■ **The data**
────────────────────────────────────────

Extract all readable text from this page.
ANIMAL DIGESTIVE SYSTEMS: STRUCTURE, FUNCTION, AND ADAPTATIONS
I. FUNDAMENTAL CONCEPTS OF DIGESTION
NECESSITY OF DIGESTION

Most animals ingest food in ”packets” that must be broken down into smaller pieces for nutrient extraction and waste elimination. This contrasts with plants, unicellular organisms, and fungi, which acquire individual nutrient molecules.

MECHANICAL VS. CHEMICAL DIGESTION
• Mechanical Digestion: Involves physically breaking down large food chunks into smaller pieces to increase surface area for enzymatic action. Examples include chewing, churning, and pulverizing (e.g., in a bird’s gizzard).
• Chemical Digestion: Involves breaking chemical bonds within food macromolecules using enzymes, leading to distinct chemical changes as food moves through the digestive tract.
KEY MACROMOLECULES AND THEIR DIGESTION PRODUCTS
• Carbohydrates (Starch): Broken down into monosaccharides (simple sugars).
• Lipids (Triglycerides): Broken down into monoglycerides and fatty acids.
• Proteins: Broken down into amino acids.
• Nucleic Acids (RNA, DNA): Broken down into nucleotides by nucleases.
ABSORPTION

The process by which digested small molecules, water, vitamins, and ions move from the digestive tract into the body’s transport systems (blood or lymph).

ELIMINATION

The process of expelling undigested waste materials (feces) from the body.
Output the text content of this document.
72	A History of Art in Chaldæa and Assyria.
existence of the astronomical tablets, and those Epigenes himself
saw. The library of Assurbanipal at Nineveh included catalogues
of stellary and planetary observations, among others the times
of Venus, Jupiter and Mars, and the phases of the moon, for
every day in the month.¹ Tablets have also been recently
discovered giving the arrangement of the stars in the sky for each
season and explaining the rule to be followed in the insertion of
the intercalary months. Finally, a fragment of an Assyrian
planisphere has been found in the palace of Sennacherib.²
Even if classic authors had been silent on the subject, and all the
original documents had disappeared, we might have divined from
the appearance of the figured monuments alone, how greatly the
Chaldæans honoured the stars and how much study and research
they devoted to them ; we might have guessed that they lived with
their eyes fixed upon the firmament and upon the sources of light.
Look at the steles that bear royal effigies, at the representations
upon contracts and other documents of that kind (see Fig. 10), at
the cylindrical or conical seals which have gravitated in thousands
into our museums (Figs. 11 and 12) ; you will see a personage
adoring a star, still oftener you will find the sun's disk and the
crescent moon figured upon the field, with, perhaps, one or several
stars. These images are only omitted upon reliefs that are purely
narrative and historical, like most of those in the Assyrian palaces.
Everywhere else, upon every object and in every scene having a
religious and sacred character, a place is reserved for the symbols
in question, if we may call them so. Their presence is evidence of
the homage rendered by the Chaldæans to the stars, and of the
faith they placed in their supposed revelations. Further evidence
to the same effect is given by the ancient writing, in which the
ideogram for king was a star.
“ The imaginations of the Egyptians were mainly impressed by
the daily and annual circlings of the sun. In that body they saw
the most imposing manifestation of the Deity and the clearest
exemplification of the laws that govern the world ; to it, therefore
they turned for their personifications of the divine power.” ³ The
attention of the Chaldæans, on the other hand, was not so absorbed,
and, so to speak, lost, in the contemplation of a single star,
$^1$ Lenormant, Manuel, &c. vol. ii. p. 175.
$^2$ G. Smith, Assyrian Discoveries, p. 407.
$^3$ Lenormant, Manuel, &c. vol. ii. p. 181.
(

────────────────────────────────────────

■ **Exercise brief**
Print the listing above in its entirety, with every line exact.

■ **Response**
Extract all readable text from this page.
ANIMAL DIGESTIVE SYSTEMS: STRUCTURE, FUNCTION, AND ADAPTATIONS
I. FUNDAMENTAL CONCEPTS OF DIGESTION
NECESSITY OF DIGESTION

Most animals ingest food in ”packets” that must be broken down into smaller pieces for nutrient extraction and waste elimination. This contrasts with plants, unicellular organisms, and fungi, which acquire individual nutrient molecules.

MECHANICAL VS. CHEMICAL DIGESTION
• Mechanical Digestion: Involves physically breaking down large food chunks into smaller pieces to increase surface area for enzymatic action. Examples include chewing, churning, and pulverizing (e.g., in a bird’s gizzard).
• Chemical Digestion: Involves breaking chemical bonds within food macromolecules using enzymes, leading to distinct chemical changes as food moves through the digestive tract.
KEY MACROMOLECULES AND THEIR DIGESTION PRODUCTS
• Carbohydrates (Starch): Broken down into monosaccharides (simple sugars).
• Lipids (Triglycerides): Broken down into monoglycerides and fatty acids.
• Proteins: Broken down into amino acids.
• Nucleic Acids (RNA, DNA): Broken down into nucleotides by nucleases.
ABSORPTION

The process by which digested small molecules, water, vitamins, and ions move from the digestive tract into the body’s transport systems (blood or lymph).

ELIMINATION

The process of expelling undigested waste materials (feces) from the body.
Output the text content of this document.
72	A History of Art in Chaldæa and Assyria.
existence of the astronomical tablets, and those Epigenes himself
saw. The library of Assurbanipal at Nineveh included catalogues
of stellary and planetary observations, among others the times
of Venus, Jupiter and Mars, and the phases of the moon, for
every day in the month.¹ Tablets have also been recently
discovered giving the arrangement of the stars in the sky for each
season and explaining the rule to be followed in the insertion of
the intercalary months. Finally, a fragment of an Assyrian
planisphere has been found in the palace of Sennacherib.²
Even if classic authors had been silent on the subject, and all the
original documents had disappeared, we might have divined from
the appearance of the figured monuments alone, how greatly the
Chaldæans honoured the stars and how much study and research
they devoted to them ; we might have guessed that they lived with
their eyes fixed upon the firmament and upon the sources of light.
Look at the steles that bear royal effigies, at the representations
upon contracts and other documents of that kind (see Fig. 10), at
the cylindrical or conical seals which have gravitated in thousands
into our museums (Figs. 11 and 12) ; you will see a personage
adoring a star, still oftener you will find the sun's disk and the
crescent moon figured upon the field, with, perhaps, one or several
stars. These images are only omitted upon reliefs that are purely
narrative and historical, like most of those in the Assyrian palaces.
Everywhere else, upon every object and in every scene having a
religious and sacred character, a place is reserved for the symbols
in question, if we may call them so. Their presence is evidence of
the homage rendered by the Chaldæans to the stars, and of the
faith they placed in their supposed revelations. Further evidence
to the same effect is given by the ancient writing, in which the
ideogram for king was a star.
“ The imaginations of the Egyptians were mainly impressed by
the daily and annual circlings of the sun. In that body they saw
the most imposing manifestation of the Deity and the clearest
exemplification of the laws that govern the world ; to it, therefore
they turned for their personifications of the divine power.” ³ The
attention of the Chaldæans, on the other hand, was not so absorbed,
and, so to speak, lost, in the contemplation of a single star,
$^1$ Lenormant, Manuel, &c. vol. ii. p. 175.
$^2$ G. Smith, Assyrian Discoveries, p. 407.
$^3$ Lenormant, Manuel, &c. vol. ii. p. 181.
(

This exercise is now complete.